[Box coordinate listings]
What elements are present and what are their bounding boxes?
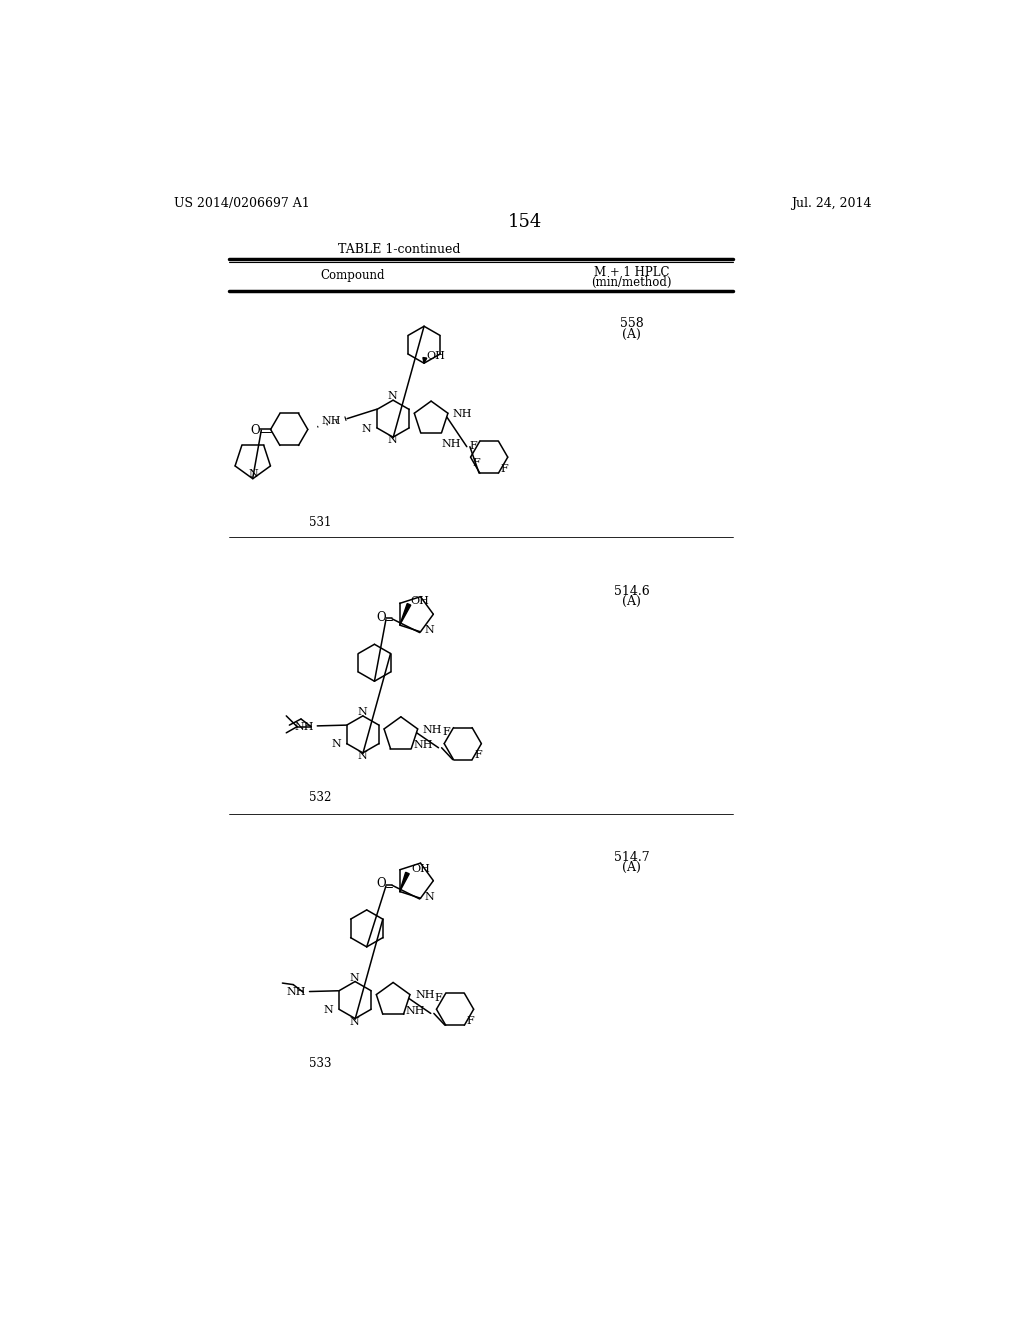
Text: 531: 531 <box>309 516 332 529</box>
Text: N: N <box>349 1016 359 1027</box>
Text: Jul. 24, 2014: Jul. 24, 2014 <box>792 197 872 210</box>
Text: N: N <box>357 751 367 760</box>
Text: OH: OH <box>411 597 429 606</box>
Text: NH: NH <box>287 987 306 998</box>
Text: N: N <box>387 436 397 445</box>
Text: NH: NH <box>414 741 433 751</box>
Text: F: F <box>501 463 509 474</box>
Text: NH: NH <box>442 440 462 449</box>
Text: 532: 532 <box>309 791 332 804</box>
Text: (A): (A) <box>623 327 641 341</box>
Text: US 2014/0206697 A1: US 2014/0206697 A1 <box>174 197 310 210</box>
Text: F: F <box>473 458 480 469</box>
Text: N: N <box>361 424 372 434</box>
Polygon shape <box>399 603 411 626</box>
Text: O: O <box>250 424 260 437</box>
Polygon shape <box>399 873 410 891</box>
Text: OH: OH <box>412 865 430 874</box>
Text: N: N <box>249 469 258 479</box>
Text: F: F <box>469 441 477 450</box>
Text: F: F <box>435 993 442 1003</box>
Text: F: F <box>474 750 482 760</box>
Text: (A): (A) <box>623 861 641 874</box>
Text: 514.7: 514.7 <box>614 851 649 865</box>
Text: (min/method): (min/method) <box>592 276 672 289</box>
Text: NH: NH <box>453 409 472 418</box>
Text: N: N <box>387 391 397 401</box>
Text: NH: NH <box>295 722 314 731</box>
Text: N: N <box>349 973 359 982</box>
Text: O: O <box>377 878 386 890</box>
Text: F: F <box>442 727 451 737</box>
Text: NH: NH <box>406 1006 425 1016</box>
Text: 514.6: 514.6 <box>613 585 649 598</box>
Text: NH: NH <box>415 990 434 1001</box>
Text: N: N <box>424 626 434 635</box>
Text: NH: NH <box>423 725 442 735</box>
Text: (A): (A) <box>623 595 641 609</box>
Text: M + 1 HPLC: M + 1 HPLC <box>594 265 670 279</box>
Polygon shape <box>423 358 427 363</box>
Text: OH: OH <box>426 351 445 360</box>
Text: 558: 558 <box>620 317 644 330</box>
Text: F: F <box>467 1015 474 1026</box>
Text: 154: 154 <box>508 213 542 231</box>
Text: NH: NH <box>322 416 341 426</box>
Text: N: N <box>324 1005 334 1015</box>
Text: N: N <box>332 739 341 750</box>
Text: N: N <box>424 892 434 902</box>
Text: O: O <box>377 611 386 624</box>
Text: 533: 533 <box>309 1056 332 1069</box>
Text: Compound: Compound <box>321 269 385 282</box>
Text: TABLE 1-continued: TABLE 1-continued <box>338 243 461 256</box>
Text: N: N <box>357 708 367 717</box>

**Request**
Rewrite the items, substituting "Polygon outline" for every "Polygon shape" and leaving the rest unchanged. Omit the pictures from your answer.

**Task answer**
What elements are present and what are their bounding boxes?
Text: 531: 531 <box>309 516 332 529</box>
Text: N: N <box>349 1016 359 1027</box>
Text: Jul. 24, 2014: Jul. 24, 2014 <box>792 197 872 210</box>
Text: N: N <box>357 751 367 760</box>
Text: OH: OH <box>411 597 429 606</box>
Text: NH: NH <box>287 987 306 998</box>
Text: N: N <box>387 436 397 445</box>
Text: NH: NH <box>414 741 433 751</box>
Text: F: F <box>501 463 509 474</box>
Text: NH: NH <box>442 440 462 449</box>
Text: 532: 532 <box>309 791 332 804</box>
Text: (A): (A) <box>623 327 641 341</box>
Text: US 2014/0206697 A1: US 2014/0206697 A1 <box>174 197 310 210</box>
Text: F: F <box>473 458 480 469</box>
Text: N: N <box>361 424 372 434</box>
Polygon outline <box>399 603 411 626</box>
Text: O: O <box>250 424 260 437</box>
Polygon outline <box>399 873 410 891</box>
Text: OH: OH <box>412 865 430 874</box>
Text: N: N <box>249 469 258 479</box>
Text: F: F <box>469 441 477 450</box>
Text: F: F <box>435 993 442 1003</box>
Text: F: F <box>474 750 482 760</box>
Text: (A): (A) <box>623 861 641 874</box>
Text: 514.7: 514.7 <box>614 851 649 865</box>
Text: (min/method): (min/method) <box>592 276 672 289</box>
Text: NH: NH <box>453 409 472 418</box>
Text: N: N <box>387 391 397 401</box>
Text: NH: NH <box>295 722 314 731</box>
Text: N: N <box>349 973 359 982</box>
Text: O: O <box>377 878 386 890</box>
Text: F: F <box>442 727 451 737</box>
Text: NH: NH <box>406 1006 425 1016</box>
Text: 514.6: 514.6 <box>613 585 649 598</box>
Text: NH: NH <box>415 990 434 1001</box>
Text: N: N <box>424 626 434 635</box>
Text: NH: NH <box>423 725 442 735</box>
Text: (A): (A) <box>623 595 641 609</box>
Text: M + 1 HPLC: M + 1 HPLC <box>594 265 670 279</box>
Polygon outline <box>423 358 427 363</box>
Text: OH: OH <box>426 351 445 360</box>
Text: 558: 558 <box>620 317 644 330</box>
Text: F: F <box>467 1015 474 1026</box>
Text: 154: 154 <box>508 213 542 231</box>
Text: NH: NH <box>322 416 341 426</box>
Text: N: N <box>324 1005 334 1015</box>
Text: N: N <box>332 739 341 750</box>
Text: N: N <box>424 892 434 902</box>
Text: O: O <box>377 611 386 624</box>
Text: 533: 533 <box>309 1056 332 1069</box>
Text: Compound: Compound <box>321 269 385 282</box>
Text: TABLE 1-continued: TABLE 1-continued <box>338 243 461 256</box>
Text: N: N <box>357 708 367 717</box>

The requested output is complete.